>> START

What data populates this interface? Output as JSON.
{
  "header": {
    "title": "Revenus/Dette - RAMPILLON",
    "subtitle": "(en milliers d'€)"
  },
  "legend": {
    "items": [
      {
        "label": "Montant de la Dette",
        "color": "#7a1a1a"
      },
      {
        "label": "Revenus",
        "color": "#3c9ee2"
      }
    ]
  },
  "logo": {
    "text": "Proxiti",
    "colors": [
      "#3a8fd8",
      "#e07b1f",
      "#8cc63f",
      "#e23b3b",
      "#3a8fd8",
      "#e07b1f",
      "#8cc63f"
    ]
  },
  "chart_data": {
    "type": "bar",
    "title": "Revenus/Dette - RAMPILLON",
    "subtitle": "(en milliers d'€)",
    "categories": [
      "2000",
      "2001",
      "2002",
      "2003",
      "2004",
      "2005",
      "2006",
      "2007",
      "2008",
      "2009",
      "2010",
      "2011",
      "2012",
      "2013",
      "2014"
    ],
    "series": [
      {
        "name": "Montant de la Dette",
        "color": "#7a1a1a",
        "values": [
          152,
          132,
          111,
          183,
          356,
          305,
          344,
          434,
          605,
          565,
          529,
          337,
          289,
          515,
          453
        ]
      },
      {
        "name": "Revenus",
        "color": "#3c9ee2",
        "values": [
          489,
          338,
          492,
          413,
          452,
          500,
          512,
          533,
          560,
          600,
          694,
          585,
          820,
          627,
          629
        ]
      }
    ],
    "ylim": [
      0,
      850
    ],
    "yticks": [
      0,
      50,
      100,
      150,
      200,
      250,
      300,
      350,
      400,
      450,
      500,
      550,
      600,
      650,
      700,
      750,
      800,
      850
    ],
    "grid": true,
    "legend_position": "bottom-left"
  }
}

>> END

Exercise brief – Retype all of the material, keeping each line exact.

Answer to the problem –
What data populates this interface? Output as JSON.
{
  "header": {
    "title": "Revenus/Dette - RAMPILLON",
    "subtitle": "(en milliers d'€)"
  },
  "legend": {
    "items": [
      {
        "label": "Montant de la Dette",
        "color": "#7a1a1a"
      },
      {
        "label": "Revenus",
        "color": "#3c9ee2"
      }
    ]
  },
  "logo": {
    "text": "Proxiti",
    "colors": [
      "#3a8fd8",
      "#e07b1f",
      "#8cc63f",
      "#e23b3b",
      "#3a8fd8",
      "#e07b1f",
      "#8cc63f"
    ]
  },
  "chart_data": {
    "type": "bar",
    "title": "Revenus/Dette - RAMPILLON",
    "subtitle": "(en milliers d'€)",
    "categories": [
      "2000",
      "2001",
      "2002",
      "2003",
      "2004",
      "2005",
      "2006",
      "2007",
      "2008",
      "2009",
      "2010",
      "2011",
      "2012",
      "2013",
      "2014"
    ],
    "series": [
      {
        "name": "Montant de la Dette",
        "color": "#7a1a1a",
        "values": [
          152,
          132,
          111,
          183,
          356,
          305,
          344,
          434,
          605,
          565,
          529,
          337,
          289,
          515,
          453
        ]
      },
      {
        "name": "Revenus",
        "color": "#3c9ee2",
        "values": [
          489,
          338,
          492,
          413,
          452,
          500,
          512,
          533,
          560,
          600,
          694,
          585,
          820,
          627,
          629
        ]
      }
    ],
    "ylim": [
      0,
      850
    ],
    "yticks": [
      0,
      50,
      100,
      150,
      200,
      250,
      300,
      350,
      400,
      450,
      500,
      550,
      600,
      650,
      700,
      750,
      800,
      850
    ],
    "grid": true,
    "legend_position": "bottom-left"
  }
}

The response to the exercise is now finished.